The entries need to be copied exactly.

§ Source records:
====================
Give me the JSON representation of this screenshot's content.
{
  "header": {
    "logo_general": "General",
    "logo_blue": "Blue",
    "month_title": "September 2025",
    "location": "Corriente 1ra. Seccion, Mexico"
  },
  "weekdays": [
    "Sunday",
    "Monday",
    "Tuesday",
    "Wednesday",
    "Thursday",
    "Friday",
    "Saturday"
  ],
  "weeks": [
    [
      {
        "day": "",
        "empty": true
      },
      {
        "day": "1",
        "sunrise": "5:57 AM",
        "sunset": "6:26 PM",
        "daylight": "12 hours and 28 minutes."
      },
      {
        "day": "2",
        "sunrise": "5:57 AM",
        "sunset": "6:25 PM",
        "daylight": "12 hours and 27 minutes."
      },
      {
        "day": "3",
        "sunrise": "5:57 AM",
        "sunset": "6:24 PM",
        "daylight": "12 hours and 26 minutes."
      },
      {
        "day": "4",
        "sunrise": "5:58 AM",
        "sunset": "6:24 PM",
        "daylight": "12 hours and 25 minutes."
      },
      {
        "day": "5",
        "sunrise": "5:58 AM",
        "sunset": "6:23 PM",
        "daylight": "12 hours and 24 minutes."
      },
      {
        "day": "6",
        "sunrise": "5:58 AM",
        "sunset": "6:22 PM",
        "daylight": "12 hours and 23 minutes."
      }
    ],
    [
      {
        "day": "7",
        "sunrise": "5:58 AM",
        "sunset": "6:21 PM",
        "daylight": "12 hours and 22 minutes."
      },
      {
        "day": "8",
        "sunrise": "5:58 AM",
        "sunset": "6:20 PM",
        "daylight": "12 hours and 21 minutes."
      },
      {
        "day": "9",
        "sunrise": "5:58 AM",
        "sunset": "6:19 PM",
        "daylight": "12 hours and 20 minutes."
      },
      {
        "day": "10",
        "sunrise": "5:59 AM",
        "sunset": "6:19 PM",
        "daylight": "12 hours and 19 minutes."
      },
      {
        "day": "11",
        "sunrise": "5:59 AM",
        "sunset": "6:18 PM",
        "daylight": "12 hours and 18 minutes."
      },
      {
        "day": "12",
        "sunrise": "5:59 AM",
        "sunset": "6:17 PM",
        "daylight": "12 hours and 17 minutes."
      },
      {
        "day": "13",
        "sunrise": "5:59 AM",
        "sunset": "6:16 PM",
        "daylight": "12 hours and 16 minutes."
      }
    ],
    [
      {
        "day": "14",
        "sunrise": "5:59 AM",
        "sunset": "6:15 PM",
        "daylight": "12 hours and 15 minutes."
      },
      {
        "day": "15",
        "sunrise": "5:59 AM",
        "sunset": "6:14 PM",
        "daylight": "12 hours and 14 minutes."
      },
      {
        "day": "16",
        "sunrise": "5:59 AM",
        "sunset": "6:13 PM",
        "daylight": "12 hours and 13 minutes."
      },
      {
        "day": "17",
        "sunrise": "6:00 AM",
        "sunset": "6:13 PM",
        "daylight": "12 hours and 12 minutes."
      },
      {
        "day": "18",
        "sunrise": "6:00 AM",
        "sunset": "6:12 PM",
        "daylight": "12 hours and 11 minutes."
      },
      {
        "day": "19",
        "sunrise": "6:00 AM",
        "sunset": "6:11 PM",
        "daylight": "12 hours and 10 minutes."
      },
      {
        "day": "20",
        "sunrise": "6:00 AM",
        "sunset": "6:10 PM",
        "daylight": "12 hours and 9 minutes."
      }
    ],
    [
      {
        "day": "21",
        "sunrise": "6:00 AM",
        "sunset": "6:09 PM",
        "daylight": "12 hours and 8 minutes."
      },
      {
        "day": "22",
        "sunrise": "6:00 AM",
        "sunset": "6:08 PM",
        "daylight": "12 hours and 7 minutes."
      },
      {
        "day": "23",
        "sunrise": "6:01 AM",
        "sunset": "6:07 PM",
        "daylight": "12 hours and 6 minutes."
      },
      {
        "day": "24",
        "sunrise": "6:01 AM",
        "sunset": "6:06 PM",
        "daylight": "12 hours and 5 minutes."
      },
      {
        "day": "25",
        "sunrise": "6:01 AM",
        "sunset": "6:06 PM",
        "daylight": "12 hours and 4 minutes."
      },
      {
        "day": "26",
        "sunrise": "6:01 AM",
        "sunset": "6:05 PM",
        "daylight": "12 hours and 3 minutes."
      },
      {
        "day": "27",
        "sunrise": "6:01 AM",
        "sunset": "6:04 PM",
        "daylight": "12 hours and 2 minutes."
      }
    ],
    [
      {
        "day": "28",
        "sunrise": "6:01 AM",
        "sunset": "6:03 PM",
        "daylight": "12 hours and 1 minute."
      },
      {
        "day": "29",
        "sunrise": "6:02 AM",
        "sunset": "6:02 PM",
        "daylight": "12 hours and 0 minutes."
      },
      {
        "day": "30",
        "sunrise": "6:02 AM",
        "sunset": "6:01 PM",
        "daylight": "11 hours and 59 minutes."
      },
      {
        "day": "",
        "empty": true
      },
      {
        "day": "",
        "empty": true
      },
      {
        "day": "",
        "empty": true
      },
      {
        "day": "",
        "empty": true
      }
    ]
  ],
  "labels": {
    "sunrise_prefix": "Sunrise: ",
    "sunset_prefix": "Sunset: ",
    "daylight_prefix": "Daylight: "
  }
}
====================
§ Exercise output:
Give me the JSON representation of this screenshot's content.
{
  "header": {
    "logo_general": "General",
    "logo_blue": "Blue",
    "month_title": "September 2025",
    "location": "Corriente 1ra. Seccion, Mexico"
  },
  "weekdays": [
    "Sunday",
    "Monday",
    "Tuesday",
    "Wednesday",
    "Thursday",
    "Friday",
    "Saturday"
  ],
  "weeks": [
    [
      {
        "day": "",
        "empty": true
      },
      {
        "day": "1",
        "sunrise": "5:57 AM",
        "sunset": "6:26 PM",
        "daylight": "12 hours and 28 minutes."
      },
      {
        "day": "2",
        "sunrise": "5:57 AM",
        "sunset": "6:25 PM",
        "daylight": "12 hours and 27 minutes."
      },
      {
        "day": "3",
        "sunrise": "5:57 AM",
        "sunset": "6:24 PM",
        "daylight": "12 hours and 26 minutes."
      },
      {
        "day": "4",
        "sunrise": "5:58 AM",
        "sunset": "6:24 PM",
        "daylight": "12 hours and 25 minutes."
      },
      {
        "day": "5",
        "sunrise": "5:58 AM",
        "sunset": "6:23 PM",
        "daylight": "12 hours and 24 minutes."
      },
      {
        "day": "6",
        "sunrise": "5:58 AM",
        "sunset": "6:22 PM",
        "daylight": "12 hours and 23 minutes."
      }
    ],
    [
      {
        "day": "7",
        "sunrise": "5:58 AM",
        "sunset": "6:21 PM",
        "daylight": "12 hours and 22 minutes."
      },
      {
        "day": "8",
        "sunrise": "5:58 AM",
        "sunset": "6:20 PM",
        "daylight": "12 hours and 21 minutes."
      },
      {
        "day": "9",
        "sunrise": "5:58 AM",
        "sunset": "6:19 PM",
        "daylight": "12 hours and 20 minutes."
      },
      {
        "day": "10",
        "sunrise": "5:59 AM",
        "sunset": "6:19 PM",
        "daylight": "12 hours and 19 minutes."
      },
      {
        "day": "11",
        "sunrise": "5:59 AM",
        "sunset": "6:18 PM",
        "daylight": "12 hours and 18 minutes."
      },
      {
        "day": "12",
        "sunrise": "5:59 AM",
        "sunset": "6:17 PM",
        "daylight": "12 hours and 17 minutes."
      },
      {
        "day": "13",
        "sunrise": "5:59 AM",
        "sunset": "6:16 PM",
        "daylight": "12 hours and 16 minutes."
      }
    ],
    [
      {
        "day": "14",
        "sunrise": "5:59 AM",
        "sunset": "6:15 PM",
        "daylight": "12 hours and 15 minutes."
      },
      {
        "day": "15",
        "sunrise": "5:59 AM",
        "sunset": "6:14 PM",
        "daylight": "12 hours and 14 minutes."
      },
      {
        "day": "16",
        "sunrise": "5:59 AM",
        "sunset": "6:13 PM",
        "daylight": "12 hours and 13 minutes."
      },
      {
        "day": "17",
        "sunrise": "6:00 AM",
        "sunset": "6:13 PM",
        "daylight": "12 hours and 12 minutes."
      },
      {
        "day": "18",
        "sunrise": "6:00 AM",
        "sunset": "6:12 PM",
        "daylight": "12 hours and 11 minutes."
      },
      {
        "day": "19",
        "sunrise": "6:00 AM",
        "sunset": "6:11 PM",
        "daylight": "12 hours and 10 minutes."
      },
      {
        "day": "20",
        "sunrise": "6:00 AM",
        "sunset": "6:10 PM",
        "daylight": "12 hours and 9 minutes."
      }
    ],
    [
      {
        "day": "21",
        "sunrise": "6:00 AM",
        "sunset": "6:09 PM",
        "daylight": "12 hours and 8 minutes."
      },
      {
        "day": "22",
        "sunrise": "6:00 AM",
        "sunset": "6:08 PM",
        "daylight": "12 hours and 7 minutes."
      },
      {
        "day": "23",
        "sunrise": "6:01 AM",
        "sunset": "6:07 PM",
        "daylight": "12 hours and 6 minutes."
      },
      {
        "day": "24",
        "sunrise": "6:01 AM",
        "sunset": "6:06 PM",
        "daylight": "12 hours and 5 minutes."
      },
      {
        "day": "25",
        "sunrise": "6:01 AM",
        "sunset": "6:06 PM",
        "daylight": "12 hours and 4 minutes."
      },
      {
        "day": "26",
        "sunrise": "6:01 AM",
        "sunset": "6:05 PM",
        "daylight": "12 hours and 3 minutes."
      },
      {
        "day": "27",
        "sunrise": "6:01 AM",
        "sunset": "6:04 PM",
        "daylight": "12 hours and 2 minutes."
      }
    ],
    [
      {
        "day": "28",
        "sunrise": "6:01 AM",
        "sunset": "6:03 PM",
        "daylight": "12 hours and 1 minute."
      },
      {
        "day": "29",
        "sunrise": "6:02 AM",
        "sunset": "6:02 PM",
        "daylight": "12 hours and 0 minutes."
      },
      {
        "day": "30",
        "sunrise": "6:02 AM",
        "sunset": "6:01 PM",
        "daylight": "11 hours and 59 minutes."
      },
      {
        "day": "",
        "empty": true
      },
      {
        "day": "",
        "empty": true
      },
      {
        "day": "",
        "empty": true
      },
      {
        "day": "",
        "empty": true
      }
    ]
  ],
  "labels": {
    "sunrise_prefix": "Sunrise: ",
    "sunset_prefix": "Sunset: ",
    "daylight_prefix": "Daylight: "
  }
}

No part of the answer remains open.